= Set of tasks =
(a) According to the 2007–08 Libyan Premier League article, in which week did Al Ittihad secure their league title?
(b) Extend the 2007–08 Libyan Premier League article from its final sentence onward.

= Passage =
Libyan Premier League
- Season: 2007–08
- Champions: Al Ittihad 14th Libyan Premier League title
- Relegated: Al Tahaddy Al Urouba Nojom Ajdabiya
- CAF Champions League 2009: Al Ittihad Al Ahly Tripoli
- CAF Confederation Cup 2009: Khaleej Sirte (via Libyan Cup) Al Ahly Benghazi
- Top goalscorer: Abdelhameed Zidane (21)
- Biggest home win: Al Ahly Tripoli 10-2 Al Suqoor (2007-12-07)
- Biggest away win: Al Wahda 1–5 Al Ittihad (2007-10-11) Al Suqoor 0-4 Al Ittihad (2008-07-19)
- Highest scoring: Al Ahly Tripoli 10-2 Al Suqoor (2007-12-07)

= 2007–08 Libyan Premier League =

Libyan Premier League 2007/2008 was the 41st edition of the Libyan Premier League, the highest division of Libyan football, organised by the Libyan Football Federation.

==Season summary==
In a more closely contested league contest than in recent seasons, Al Ittihad took until week 28 to secure their 14th league title. Al Ahly Tripoli challenged their close rivals all the way in the title race, but just four points from their last three games, including a humiliating 1-0 defeat to eventually relegated Al Tahaddy, ended their title hopes and their 29-game unbeaten record, which had lasted all year. Al Ittihad also went through the league season unbeaten. After just one defeat in the 2006-07 season, this shows signs that the Big Two are pulling even further away, proved by the 20-point gap between 2nd placed Al Ahly Tripoli and 3rd placed Al Ahly Benghazi.

2007-08 was a very successful season for Khaleej Sirte. The club won two trophies (its first major honours since the three Sirte clubs merged to form Khaleej Sirte). The club won the Libyan Confederation Cup, a newly created trophy similar to England's League Cup, before later lifting the Libyan Cup, beating Al Madina in a tense final 1-0.

= Given data =

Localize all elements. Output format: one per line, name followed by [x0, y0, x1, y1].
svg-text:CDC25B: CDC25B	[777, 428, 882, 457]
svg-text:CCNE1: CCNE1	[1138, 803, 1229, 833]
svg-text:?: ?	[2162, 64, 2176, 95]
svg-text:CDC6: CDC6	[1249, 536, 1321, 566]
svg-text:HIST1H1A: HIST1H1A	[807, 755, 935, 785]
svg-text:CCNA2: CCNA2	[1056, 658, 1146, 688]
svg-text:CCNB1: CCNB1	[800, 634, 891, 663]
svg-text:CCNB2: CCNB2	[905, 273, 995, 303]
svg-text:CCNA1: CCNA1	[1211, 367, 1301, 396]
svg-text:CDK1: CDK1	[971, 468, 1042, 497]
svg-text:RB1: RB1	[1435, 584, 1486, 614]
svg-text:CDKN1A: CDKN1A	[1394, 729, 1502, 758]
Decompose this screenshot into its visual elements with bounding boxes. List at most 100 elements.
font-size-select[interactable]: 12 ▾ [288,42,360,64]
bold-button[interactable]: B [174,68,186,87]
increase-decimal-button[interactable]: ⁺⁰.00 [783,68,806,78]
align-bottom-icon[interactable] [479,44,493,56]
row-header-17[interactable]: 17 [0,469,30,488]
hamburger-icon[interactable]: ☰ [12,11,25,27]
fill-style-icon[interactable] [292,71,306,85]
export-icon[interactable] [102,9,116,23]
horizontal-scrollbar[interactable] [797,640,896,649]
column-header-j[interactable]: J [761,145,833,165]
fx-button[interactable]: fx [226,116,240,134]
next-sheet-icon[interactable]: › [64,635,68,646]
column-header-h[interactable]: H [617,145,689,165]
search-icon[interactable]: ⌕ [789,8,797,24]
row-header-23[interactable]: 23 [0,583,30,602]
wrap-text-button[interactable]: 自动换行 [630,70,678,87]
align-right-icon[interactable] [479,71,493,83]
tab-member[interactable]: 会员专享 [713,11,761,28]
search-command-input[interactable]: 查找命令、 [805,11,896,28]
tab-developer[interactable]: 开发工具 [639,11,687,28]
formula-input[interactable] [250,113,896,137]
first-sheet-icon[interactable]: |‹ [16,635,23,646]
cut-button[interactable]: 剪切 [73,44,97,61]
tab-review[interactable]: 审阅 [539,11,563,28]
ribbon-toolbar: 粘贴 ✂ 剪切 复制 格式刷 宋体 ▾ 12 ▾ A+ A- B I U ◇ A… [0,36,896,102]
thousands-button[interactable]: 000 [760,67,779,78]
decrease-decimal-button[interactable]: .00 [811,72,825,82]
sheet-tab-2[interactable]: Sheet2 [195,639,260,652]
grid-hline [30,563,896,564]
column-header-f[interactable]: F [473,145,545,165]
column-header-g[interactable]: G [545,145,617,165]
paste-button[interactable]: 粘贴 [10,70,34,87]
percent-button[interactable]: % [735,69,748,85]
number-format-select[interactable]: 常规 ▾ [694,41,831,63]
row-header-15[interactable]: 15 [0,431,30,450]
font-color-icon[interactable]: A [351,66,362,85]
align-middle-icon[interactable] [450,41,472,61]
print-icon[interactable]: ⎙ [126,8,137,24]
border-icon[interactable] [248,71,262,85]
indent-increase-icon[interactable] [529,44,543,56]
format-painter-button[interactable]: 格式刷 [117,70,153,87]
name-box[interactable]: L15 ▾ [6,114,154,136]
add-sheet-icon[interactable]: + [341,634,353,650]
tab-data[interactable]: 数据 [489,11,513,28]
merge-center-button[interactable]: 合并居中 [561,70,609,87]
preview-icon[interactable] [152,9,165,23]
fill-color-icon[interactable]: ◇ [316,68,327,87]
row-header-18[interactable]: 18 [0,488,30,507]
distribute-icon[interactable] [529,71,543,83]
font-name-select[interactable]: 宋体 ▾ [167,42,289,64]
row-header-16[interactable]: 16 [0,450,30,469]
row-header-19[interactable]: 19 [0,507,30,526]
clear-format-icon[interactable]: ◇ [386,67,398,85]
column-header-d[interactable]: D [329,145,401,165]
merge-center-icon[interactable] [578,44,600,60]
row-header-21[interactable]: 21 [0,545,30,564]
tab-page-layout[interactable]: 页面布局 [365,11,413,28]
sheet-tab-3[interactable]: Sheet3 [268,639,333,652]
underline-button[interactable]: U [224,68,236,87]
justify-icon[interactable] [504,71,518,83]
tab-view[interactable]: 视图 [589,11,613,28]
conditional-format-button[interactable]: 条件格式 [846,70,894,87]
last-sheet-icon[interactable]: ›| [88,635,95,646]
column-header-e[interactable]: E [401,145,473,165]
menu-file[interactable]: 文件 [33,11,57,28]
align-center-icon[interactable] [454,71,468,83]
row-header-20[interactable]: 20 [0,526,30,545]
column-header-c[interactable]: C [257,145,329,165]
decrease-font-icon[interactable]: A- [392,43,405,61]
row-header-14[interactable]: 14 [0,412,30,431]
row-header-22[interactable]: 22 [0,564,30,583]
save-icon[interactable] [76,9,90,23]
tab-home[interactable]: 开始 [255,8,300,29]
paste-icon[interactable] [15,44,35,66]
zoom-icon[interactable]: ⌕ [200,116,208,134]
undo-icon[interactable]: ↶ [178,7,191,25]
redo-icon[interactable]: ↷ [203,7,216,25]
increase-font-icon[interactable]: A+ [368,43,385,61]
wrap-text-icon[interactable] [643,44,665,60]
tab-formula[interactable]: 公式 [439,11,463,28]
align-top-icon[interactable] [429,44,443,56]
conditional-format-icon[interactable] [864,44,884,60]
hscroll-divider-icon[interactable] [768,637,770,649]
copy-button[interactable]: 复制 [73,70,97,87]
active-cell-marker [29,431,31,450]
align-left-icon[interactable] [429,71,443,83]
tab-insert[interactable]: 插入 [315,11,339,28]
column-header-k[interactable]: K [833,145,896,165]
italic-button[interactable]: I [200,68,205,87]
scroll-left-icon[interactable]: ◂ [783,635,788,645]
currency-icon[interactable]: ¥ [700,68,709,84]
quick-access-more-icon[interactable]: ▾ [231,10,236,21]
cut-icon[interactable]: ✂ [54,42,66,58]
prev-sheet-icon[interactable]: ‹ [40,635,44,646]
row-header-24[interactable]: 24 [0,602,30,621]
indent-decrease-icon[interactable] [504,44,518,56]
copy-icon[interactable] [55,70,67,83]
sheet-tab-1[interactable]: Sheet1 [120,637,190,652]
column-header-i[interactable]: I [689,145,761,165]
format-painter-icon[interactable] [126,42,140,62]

= Answers to the tasks =
(a) Week 28

(b)
At the bottom, Al Suqoor and Nojom Ajdabiya both had very poor seasons, with just 9 wins between the two sides. Al Suqoor suffered one of the worst defeats in Libyan history, as they were crushed 10-2 by A Ahli Tripoli. Al Urouba did put up a decent fight, winning 4 of their last 7 matches, nearly half of the number of wins they had obtained in their previous 23 matches. In the end, they paid the price for losing to relegation rivals.

The Relegation/Promotion play-off place was an interesting battle. Three teams were on 33 points, and it was head-to-head record that sent Al Tahaddy to their eventual relegation.

In general, the league was pretty close, with just 10 points separating 5th placed Khaleej Sirte from 14th placed (and relegated) Al Urouba.

==The competition==
There are 16 clubs in the League. During the course of the season each clubs plays others two times, for a total of 30 games. At the end of season, the bottom three sides are automatically relegated to the Libyan Second Division, and the fourth bottom side goes into the Relegation play-off.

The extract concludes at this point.